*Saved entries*
• • • • •

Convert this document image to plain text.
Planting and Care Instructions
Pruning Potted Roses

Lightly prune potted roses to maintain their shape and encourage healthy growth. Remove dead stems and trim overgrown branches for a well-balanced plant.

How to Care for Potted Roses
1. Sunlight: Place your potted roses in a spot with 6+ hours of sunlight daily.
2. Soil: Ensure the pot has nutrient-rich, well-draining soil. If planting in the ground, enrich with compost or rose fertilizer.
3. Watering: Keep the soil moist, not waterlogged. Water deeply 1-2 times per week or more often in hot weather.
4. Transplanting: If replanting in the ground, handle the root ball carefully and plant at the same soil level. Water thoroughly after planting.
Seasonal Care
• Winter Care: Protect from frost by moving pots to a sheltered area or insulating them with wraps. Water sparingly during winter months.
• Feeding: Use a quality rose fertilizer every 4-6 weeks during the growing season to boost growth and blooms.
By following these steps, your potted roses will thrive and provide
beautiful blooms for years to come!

• • • • •

*Problem*
Would you reproduce all the entries exactly?

*Final result*
Convert this document image to plain text.
Planting and Care Instructions
Pruning Potted Roses

Lightly prune potted roses to maintain their shape and encourage healthy growth. Remove dead stems and trim overgrown branches for a well-balanced plant.

How to Care for Potted Roses
1. Sunlight: Place your potted roses in a spot with 6+ hours of sunlight daily.
2. Soil: Ensure the pot has nutrient-rich, well-draining soil. If planting in the ground, enrich with compost or rose fertilizer.
3. Watering: Keep the soil moist, not waterlogged. Water deeply 1-2 times per week or more often in hot weather.
4. Transplanting: If replanting in the ground, handle the root ball carefully and plant at the same soil level. Water thoroughly after planting.
Seasonal Care
• Winter Care: Protect from frost by moving pots to a sheltered area or insulating them with wraps. Water sparingly during winter months.
• Feeding: Use a quality rose fertilizer every 4-6 weeks during the growing season to boost growth and blooms.
By following these steps, your potted roses will thrive and provide
beautiful blooms for years to come!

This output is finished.